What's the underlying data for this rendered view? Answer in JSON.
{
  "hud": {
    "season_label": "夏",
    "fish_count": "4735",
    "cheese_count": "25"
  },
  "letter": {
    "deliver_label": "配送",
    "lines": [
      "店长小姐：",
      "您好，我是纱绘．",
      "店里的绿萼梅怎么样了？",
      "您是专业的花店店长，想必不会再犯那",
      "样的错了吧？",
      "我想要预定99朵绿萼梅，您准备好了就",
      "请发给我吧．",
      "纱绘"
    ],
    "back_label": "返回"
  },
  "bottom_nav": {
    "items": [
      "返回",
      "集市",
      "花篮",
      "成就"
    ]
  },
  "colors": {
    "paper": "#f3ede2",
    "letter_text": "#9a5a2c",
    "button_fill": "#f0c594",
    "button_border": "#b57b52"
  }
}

+---+

**PROBLEM TO WORK ON**
Transcribe each entry precisely, missing none.

**EXERCISE SOLUTION**
What's the underlying data for this rendered view? Answer in JSON.
{
  "hud": {
    "season_label": "夏",
    "fish_count": "4735",
    "cheese_count": "25"
  },
  "letter": {
    "deliver_label": "配送",
    "lines": [
      "店长小姐：",
      "您好，我是纱绘．",
      "店里的绿萼梅怎么样了？",
      "您是专业的花店店长，想必不会再犯那",
      "样的错了吧？",
      "我想要预定99朵绿萼梅，您准备好了就",
      "请发给我吧．",
      "纱绘"
    ],
    "back_label": "返回"
  },
  "bottom_nav": {
    "items": [
      "返回",
      "集市",
      "花篮",
      "成就"
    ]
  },
  "colors": {
    "paper": "#f3ede2",
    "letter_text": "#9a5a2c",
    "button_fill": "#f0c594",
    "button_border": "#b57b52"
  }
}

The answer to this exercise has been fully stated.